◆ **Input material**:
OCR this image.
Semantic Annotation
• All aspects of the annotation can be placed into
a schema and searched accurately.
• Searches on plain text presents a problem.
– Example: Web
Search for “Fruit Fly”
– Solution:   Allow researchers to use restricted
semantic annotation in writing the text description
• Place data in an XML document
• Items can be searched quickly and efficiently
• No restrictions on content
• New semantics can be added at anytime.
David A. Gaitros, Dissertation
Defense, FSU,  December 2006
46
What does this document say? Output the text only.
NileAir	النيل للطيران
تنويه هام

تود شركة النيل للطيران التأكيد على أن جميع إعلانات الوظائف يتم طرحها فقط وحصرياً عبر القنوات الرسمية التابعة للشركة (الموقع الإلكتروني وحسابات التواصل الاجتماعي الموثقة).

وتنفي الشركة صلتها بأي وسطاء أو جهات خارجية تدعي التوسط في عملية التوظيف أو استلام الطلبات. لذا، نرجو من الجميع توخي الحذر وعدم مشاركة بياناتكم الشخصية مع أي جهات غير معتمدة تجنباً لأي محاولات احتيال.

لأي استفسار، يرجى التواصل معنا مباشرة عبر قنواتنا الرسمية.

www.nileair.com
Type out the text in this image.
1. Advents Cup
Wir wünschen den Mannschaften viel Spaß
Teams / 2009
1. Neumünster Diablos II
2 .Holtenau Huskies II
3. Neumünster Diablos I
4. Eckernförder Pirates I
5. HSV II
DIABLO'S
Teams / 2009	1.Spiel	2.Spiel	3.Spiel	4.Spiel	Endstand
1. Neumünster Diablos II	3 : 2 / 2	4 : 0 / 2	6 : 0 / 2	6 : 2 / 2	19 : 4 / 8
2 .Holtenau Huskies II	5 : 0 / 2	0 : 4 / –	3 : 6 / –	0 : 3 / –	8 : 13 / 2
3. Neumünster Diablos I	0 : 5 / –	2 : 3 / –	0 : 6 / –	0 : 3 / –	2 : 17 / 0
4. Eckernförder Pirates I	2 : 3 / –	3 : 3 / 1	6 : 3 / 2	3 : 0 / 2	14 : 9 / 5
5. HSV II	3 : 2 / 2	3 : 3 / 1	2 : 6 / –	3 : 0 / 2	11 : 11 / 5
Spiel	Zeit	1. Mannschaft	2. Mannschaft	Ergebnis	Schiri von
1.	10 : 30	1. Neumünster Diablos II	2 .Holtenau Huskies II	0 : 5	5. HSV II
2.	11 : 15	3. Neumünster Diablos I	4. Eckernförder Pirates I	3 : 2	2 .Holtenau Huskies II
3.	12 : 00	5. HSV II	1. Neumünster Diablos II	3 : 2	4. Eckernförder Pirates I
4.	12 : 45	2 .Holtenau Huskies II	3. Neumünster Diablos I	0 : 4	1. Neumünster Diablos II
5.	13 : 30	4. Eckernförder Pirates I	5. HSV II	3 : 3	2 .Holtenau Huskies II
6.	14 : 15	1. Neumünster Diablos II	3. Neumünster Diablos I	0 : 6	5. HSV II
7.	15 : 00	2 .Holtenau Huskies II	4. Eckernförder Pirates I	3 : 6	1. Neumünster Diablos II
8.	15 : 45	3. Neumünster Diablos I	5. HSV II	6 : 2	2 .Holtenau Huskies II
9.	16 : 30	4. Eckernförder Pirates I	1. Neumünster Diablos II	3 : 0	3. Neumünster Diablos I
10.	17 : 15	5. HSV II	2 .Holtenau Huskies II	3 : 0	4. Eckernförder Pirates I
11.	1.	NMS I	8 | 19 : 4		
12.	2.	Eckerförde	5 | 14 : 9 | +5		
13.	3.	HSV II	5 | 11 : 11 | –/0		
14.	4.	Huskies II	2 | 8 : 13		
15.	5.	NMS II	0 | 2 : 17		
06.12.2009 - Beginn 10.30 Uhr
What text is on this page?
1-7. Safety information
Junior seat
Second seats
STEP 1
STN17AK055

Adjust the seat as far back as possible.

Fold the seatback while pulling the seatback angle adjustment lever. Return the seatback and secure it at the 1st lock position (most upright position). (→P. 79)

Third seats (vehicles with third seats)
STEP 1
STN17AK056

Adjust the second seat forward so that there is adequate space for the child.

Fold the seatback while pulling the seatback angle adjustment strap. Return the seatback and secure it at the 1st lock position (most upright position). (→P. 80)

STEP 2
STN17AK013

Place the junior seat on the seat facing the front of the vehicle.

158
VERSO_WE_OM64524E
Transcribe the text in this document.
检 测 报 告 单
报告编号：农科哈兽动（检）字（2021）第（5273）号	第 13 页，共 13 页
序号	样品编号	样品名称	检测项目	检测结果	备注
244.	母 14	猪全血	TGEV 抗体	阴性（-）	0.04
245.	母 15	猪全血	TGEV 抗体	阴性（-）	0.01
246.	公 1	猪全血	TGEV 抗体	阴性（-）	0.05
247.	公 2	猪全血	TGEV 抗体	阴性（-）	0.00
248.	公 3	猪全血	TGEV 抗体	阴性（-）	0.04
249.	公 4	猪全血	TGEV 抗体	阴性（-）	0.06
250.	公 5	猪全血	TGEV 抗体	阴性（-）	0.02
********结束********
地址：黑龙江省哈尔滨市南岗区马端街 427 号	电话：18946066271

◆ **What to work on**:
Output all preceding records character for character.

◆ **Solved problem**:
OCR this image.
Semantic Annotation
• All aspects of the annotation can be placed into
a schema and searched accurately.
• Searches on plain text presents a problem.
– Example: Web
Search for “Fruit Fly”
– Solution:   Allow researchers to use restricted
semantic annotation in writing the text description
• Place data in an XML document
• Items can be searched quickly and efficiently
• No restrictions on content
• New semantics can be added at anytime.
David A. Gaitros, Dissertation
Defense, FSU,  December 2006
46
What does this document say? Output the text only.
NileAir	النيل للطيران
تنويه هام

تود شركة النيل للطيران التأكيد على أن جميع إعلانات الوظائف يتم طرحها فقط وحصرياً عبر القنوات الرسمية التابعة للشركة (الموقع الإلكتروني وحسابات التواصل الاجتماعي الموثقة).

وتنفي الشركة صلتها بأي وسطاء أو جهات خارجية تدعي التوسط في عملية التوظيف أو استلام الطلبات. لذا، نرجو من الجميع توخي الحذر وعدم مشاركة بياناتكم الشخصية مع أي جهات غير معتمدة تجنباً لأي محاولات احتيال.

لأي استفسار، يرجى التواصل معنا مباشرة عبر قنواتنا الرسمية.

www.nileair.com
Type out the text in this image.
1. Advents Cup
Wir wünschen den Mannschaften viel Spaß
Teams / 2009
1. Neumünster Diablos II
2 .Holtenau Huskies II
3. Neumünster Diablos I
4. Eckernförder Pirates I
5. HSV II
DIABLO'S
Teams / 2009	1.Spiel	2.Spiel	3.Spiel	4.Spiel	Endstand
1. Neumünster Diablos II	3 : 2 / 2	4 : 0 / 2	6 : 0 / 2	6 : 2 / 2	19 : 4 / 8
2 .Holtenau Huskies II	5 : 0 / 2	0 : 4 / –	3 : 6 / –	0 : 3 / –	8 : 13 / 2
3. Neumünster Diablos I	0 : 5 / –	2 : 3 / –	0 : 6 / –	0 : 3 / –	2 : 17 / 0
4. Eckernförder Pirates I	2 : 3 / –	3 : 3 / 1	6 : 3 / 2	3 : 0 / 2	14 : 9 / 5
5. HSV II	3 : 2 / 2	3 : 3 / 1	2 : 6 / –	3 : 0 / 2	11 : 11 / 5
Spiel	Zeit	1. Mannschaft	2. Mannschaft	Ergebnis	Schiri von
1.	10 : 30	1. Neumünster Diablos II	2 .Holtenau Huskies II	0 : 5	5. HSV II
2.	11 : 15	3. Neumünster Diablos I	4. Eckernförder Pirates I	3 : 2	2 .Holtenau Huskies II
3.	12 : 00	5. HSV II	1. Neumünster Diablos II	3 : 2	4. Eckernförder Pirates I
4.	12 : 45	2 .Holtenau Huskies II	3. Neumünster Diablos I	0 : 4	1. Neumünster Diablos II
5.	13 : 30	4. Eckernförder Pirates I	5. HSV II	3 : 3	2 .Holtenau Huskies II
6.	14 : 15	1. Neumünster Diablos II	3. Neumünster Diablos I	0 : 6	5. HSV II
7.	15 : 00	2 .Holtenau Huskies II	4. Eckernförder Pirates I	3 : 6	1. Neumünster Diablos II
8.	15 : 45	3. Neumünster Diablos I	5. HSV II	6 : 2	2 .Holtenau Huskies II
9.	16 : 30	4. Eckernförder Pirates I	1. Neumünster Diablos II	3 : 0	3. Neumünster Diablos I
10.	17 : 15	5. HSV II	2 .Holtenau Huskies II	3 : 0	4. Eckernförder Pirates I
11.	1.	NMS I	8 | 19 : 4		
12.	2.	Eckerförde	5 | 14 : 9 | +5		
13.	3.	HSV II	5 | 11 : 11 | –/0		
14.	4.	Huskies II	2 | 8 : 13		
15.	5.	NMS II	0 | 2 : 17		
06.12.2009 - Beginn 10.30 Uhr
What text is on this page?
1-7. Safety information
Junior seat
Second seats
STEP 1
STN17AK055

Adjust the seat as far back as possible.

Fold the seatback while pulling the seatback angle adjustment lever. Return the seatback and secure it at the 1st lock position (most upright position). (→P. 79)

Third seats (vehicles with third seats)
STEP 1
STN17AK056

Adjust the second seat forward so that there is adequate space for the child.

Fold the seatback while pulling the seatback angle adjustment strap. Return the seatback and secure it at the 1st lock position (most upright position). (→P. 80)

STEP 2
STN17AK013

Place the junior seat on the seat facing the front of the vehicle.

158
VERSO_WE_OM64524E
Transcribe the text in this document.
检 测 报 告 单
报告编号：农科哈兽动（检）字（2021）第（5273）号	第 13 页，共 13 页
序号	样品编号	样品名称	检测项目	检测结果	备注
244.	母 14	猪全血	TGEV 抗体	阴性（-）	0.04
245.	母 15	猪全血	TGEV 抗体	阴性（-）	0.01
246.	公 1	猪全血	TGEV 抗体	阴性（-）	0.05
247.	公 2	猪全血	TGEV 抗体	阴性（-）	0.00
248.	公 3	猪全血	TGEV 抗体	阴性（-）	0.04
249.	公 4	猪全血	TGEV 抗体	阴性（-）	0.06
250.	公 5	猪全血	TGEV 抗体	阴性（-）	0.02
********结束********
地址：黑龙江省哈尔滨市南岗区马端街 427 号	电话：18946066271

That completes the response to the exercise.